[Items from a data source]
##############################
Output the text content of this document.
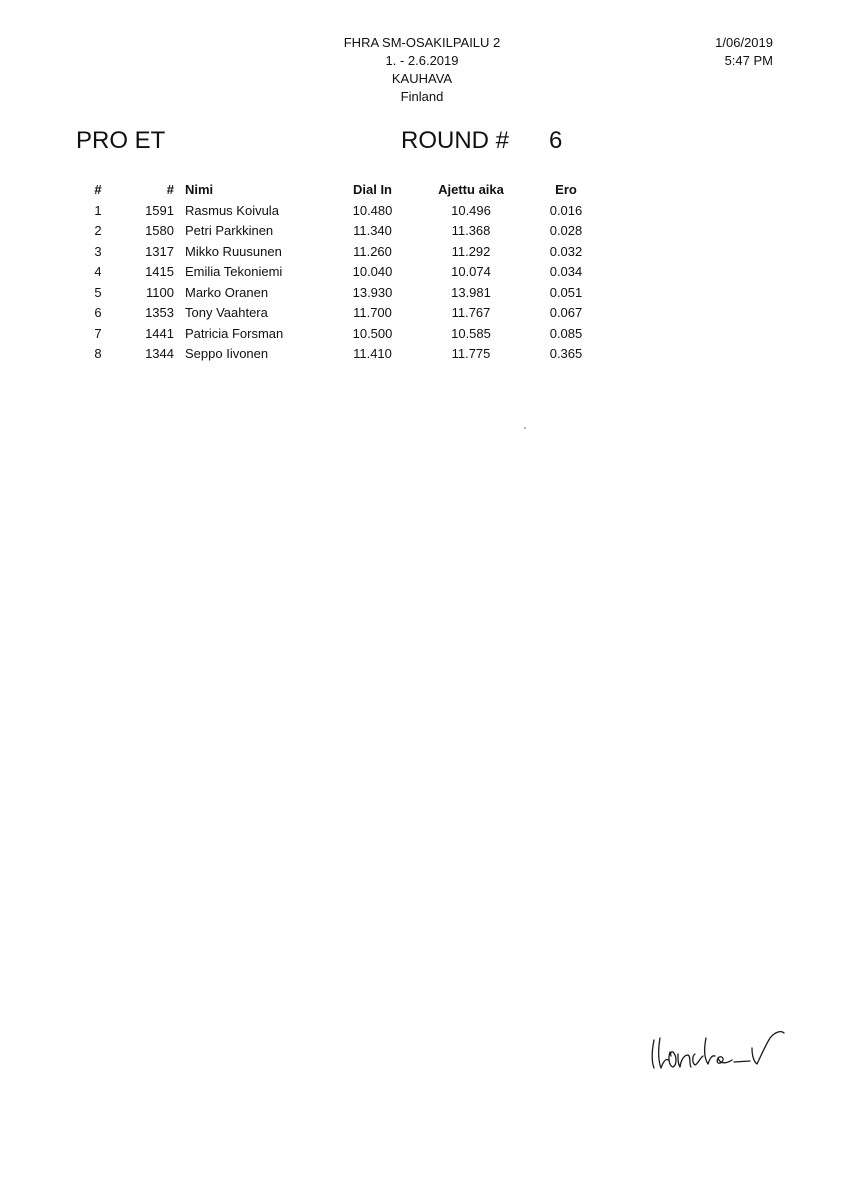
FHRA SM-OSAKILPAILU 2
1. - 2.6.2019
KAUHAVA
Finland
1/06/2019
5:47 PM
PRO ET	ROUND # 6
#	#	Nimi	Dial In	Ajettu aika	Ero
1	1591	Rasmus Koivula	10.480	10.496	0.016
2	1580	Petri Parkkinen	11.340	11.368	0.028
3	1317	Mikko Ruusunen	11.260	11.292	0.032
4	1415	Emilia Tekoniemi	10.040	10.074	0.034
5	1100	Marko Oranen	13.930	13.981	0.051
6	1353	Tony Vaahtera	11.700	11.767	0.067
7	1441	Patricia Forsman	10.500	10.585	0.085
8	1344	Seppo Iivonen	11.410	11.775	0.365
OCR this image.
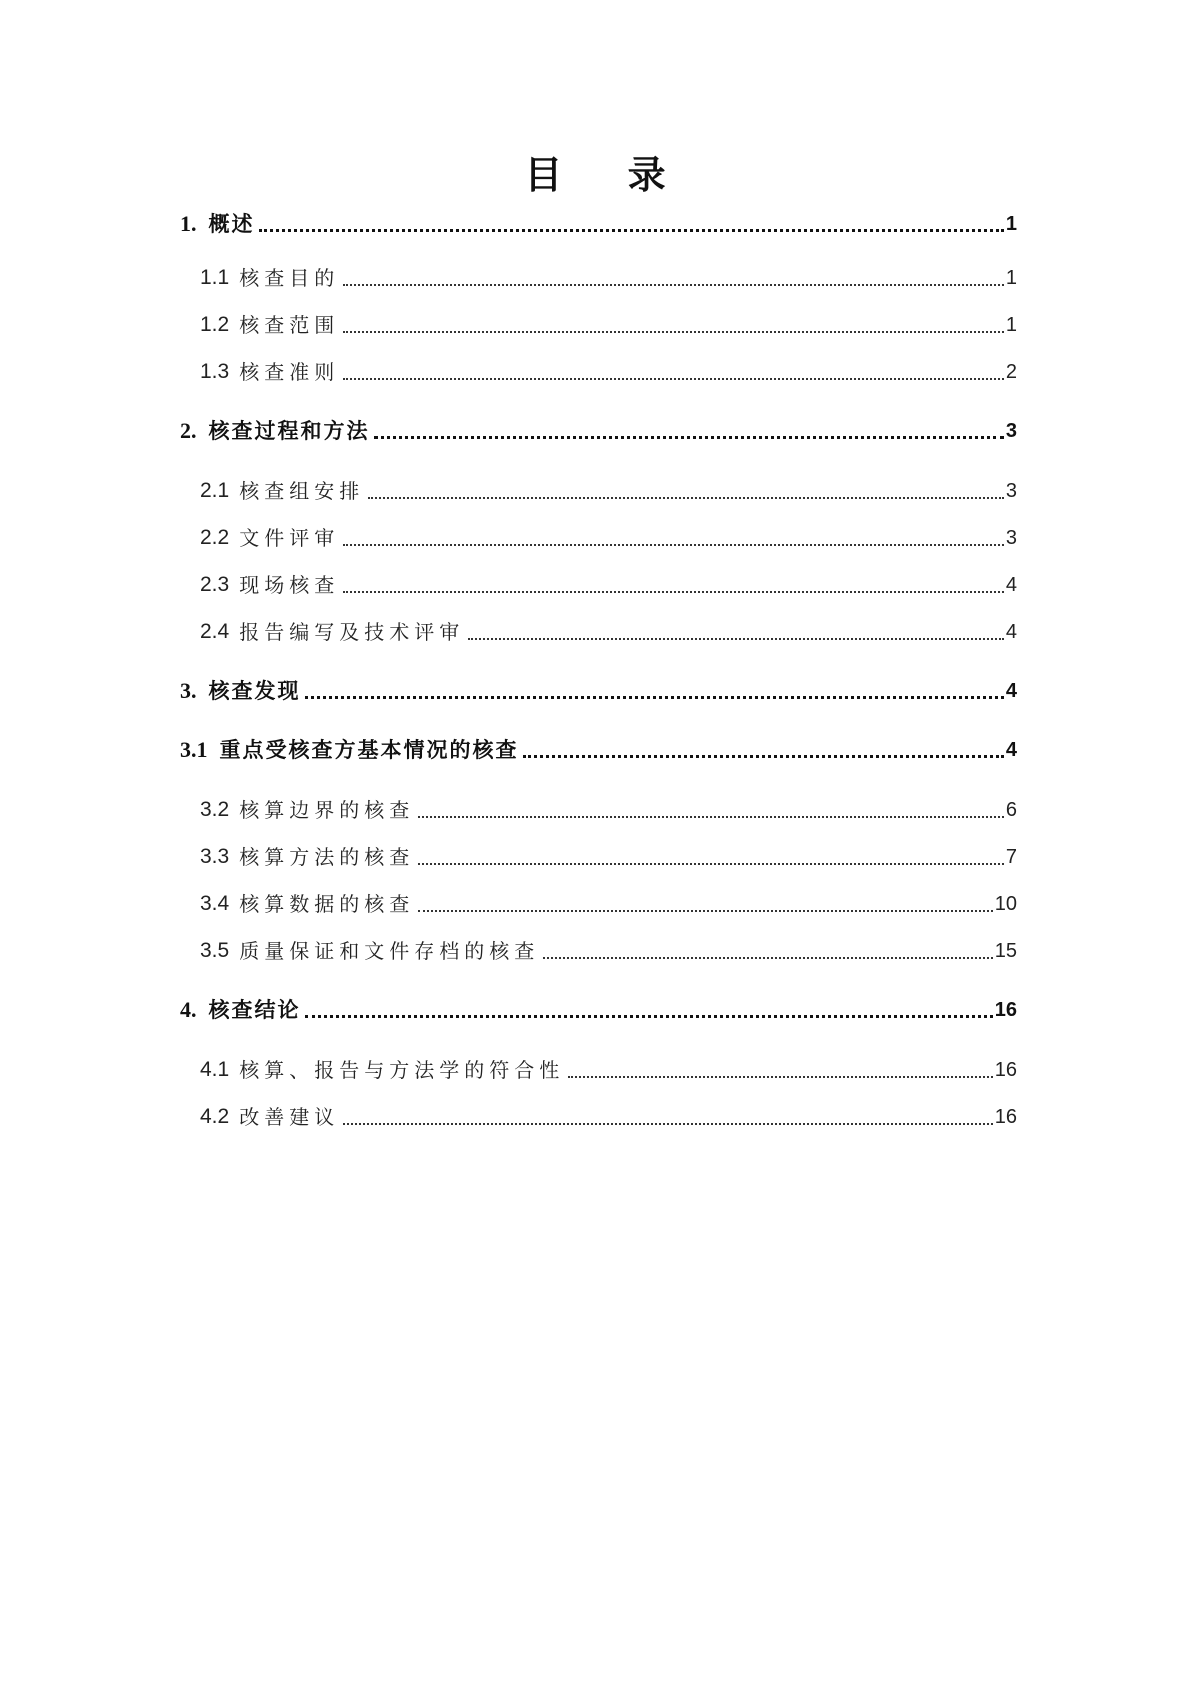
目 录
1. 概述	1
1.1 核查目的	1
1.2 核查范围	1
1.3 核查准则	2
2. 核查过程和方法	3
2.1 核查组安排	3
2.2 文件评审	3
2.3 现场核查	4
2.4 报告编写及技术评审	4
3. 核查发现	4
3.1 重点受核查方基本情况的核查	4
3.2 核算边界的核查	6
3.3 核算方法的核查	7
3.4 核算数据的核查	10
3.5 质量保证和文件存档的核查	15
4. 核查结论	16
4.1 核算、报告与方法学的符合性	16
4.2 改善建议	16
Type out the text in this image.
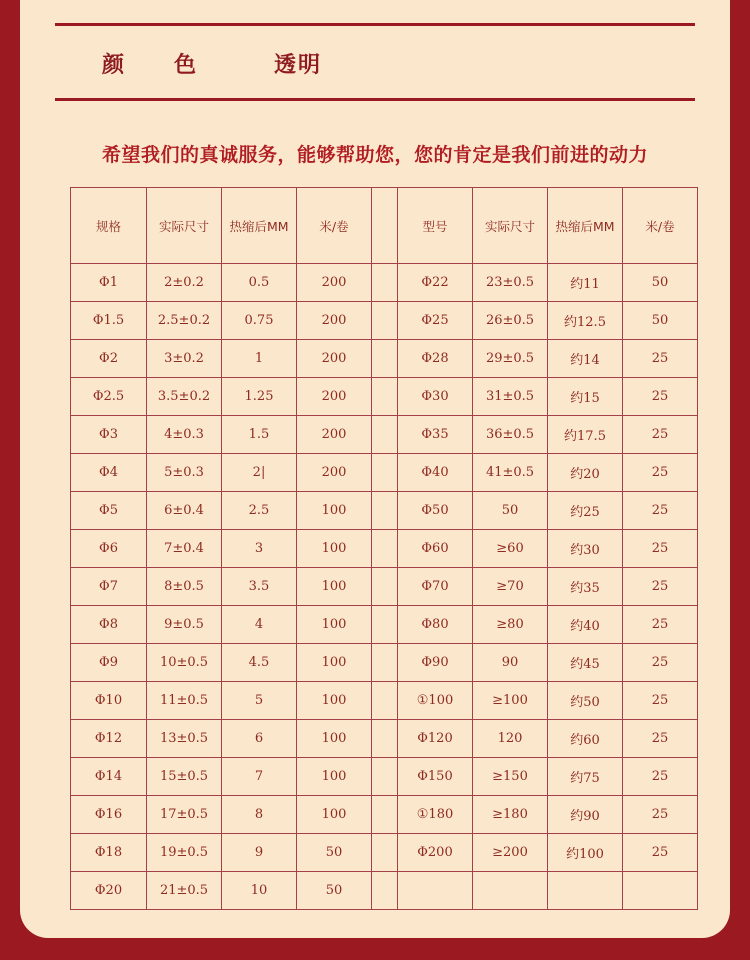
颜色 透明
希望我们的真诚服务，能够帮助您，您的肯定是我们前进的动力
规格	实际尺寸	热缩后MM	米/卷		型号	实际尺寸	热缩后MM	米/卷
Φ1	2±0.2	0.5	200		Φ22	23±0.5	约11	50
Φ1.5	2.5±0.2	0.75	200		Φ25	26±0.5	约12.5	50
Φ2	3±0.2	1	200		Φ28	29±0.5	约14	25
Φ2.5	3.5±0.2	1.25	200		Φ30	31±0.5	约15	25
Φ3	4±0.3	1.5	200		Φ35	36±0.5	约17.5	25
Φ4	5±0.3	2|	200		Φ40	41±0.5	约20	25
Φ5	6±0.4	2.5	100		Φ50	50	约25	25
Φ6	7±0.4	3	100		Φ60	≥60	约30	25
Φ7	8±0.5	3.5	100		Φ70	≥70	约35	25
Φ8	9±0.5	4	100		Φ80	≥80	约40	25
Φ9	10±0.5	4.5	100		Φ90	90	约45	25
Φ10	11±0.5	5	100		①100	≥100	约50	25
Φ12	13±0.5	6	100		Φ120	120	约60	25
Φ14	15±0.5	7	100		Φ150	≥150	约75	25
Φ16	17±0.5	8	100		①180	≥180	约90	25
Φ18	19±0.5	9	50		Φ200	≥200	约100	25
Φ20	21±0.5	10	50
##############################
• [TASK PROMPT]
The listing above needs to be output again exactly. Don't include the pictures.

• [EXERCISE RESPONSE]
Output the text content of this document.
FHRA SM-OSAKILPAILU 2
1. - 2.6.2019
KAUHAVA
Finland
1/06/2019
5:47 PM
PRO ET	ROUND # 6
#	#	Nimi	Dial In	Ajettu aika	Ero
1	1591	Rasmus Koivula	10.480	10.496	0.016
2	1580	Petri Parkkinen	11.340	11.368	0.028
3	1317	Mikko Ruusunen	11.260	11.292	0.032
4	1415	Emilia Tekoniemi	10.040	10.074	0.034
5	1100	Marko Oranen	13.930	13.981	0.051
6	1353	Tony Vaahtera	11.700	11.767	0.067
7	1441	Patricia Forsman	10.500	10.585	0.085
8	1344	Seppo Iivonen	11.410	11.775	0.365
OCR this image.
目 录
1. 概述	1
1.1 核查目的	1
1.2 核查范围	1
1.3 核查准则	2
2. 核查过程和方法	3
2.1 核查组安排	3
2.2 文件评审	3
2.3 现场核查	4
2.4 报告编写及技术评审	4
3. 核查发现	4
3.1 重点受核查方基本情况的核查	4
3.2 核算边界的核查	6
3.3 核算方法的核查	7
3.4 核算数据的核查	10
3.5 质量保证和文件存档的核查	15
4. 核查结论	16
4.1 核算、报告与方法学的符合性	16
4.2 改善建议	16
Type out the text in this image.
颜色 透明
希望我们的真诚服务，能够帮助您，您的肯定是我们前进的动力
规格	实际尺寸	热缩后MM	米/卷		型号	实际尺寸	热缩后MM	米/卷
Φ1	2±0.2	0.5	200		Φ22	23±0.5	约11	50
Φ1.5	2.5±0.2	0.75	200		Φ25	26±0.5	约12.5	50
Φ2	3±0.2	1	200		Φ28	29±0.5	约14	25
Φ2.5	3.5±0.2	1.25	200		Φ30	31±0.5	约15	25
Φ3	4±0.3	1.5	200		Φ35	36±0.5	约17.5	25
Φ4	5±0.3	2|	200		Φ40	41±0.5	约20	25
Φ5	6±0.4	2.5	100		Φ50	50	约25	25
Φ6	7±0.4	3	100		Φ60	≥60	约30	25
Φ7	8±0.5	3.5	100		Φ70	≥70	约35	25
Φ8	9±0.5	4	100		Φ80	≥80	约40	25
Φ9	10±0.5	4.5	100		Φ90	90	约45	25
Φ10	11±0.5	5	100		①100	≥100	约50	25
Φ12	13±0.5	6	100		Φ120	120	约60	25
Φ14	15±0.5	7	100		Φ150	≥150	约75	25
Φ16	17±0.5	8	100		①180	≥180	约90	25
Φ18	19±0.5	9	50		Φ200	≥200	约100	25
Φ20	21±0.5	10	50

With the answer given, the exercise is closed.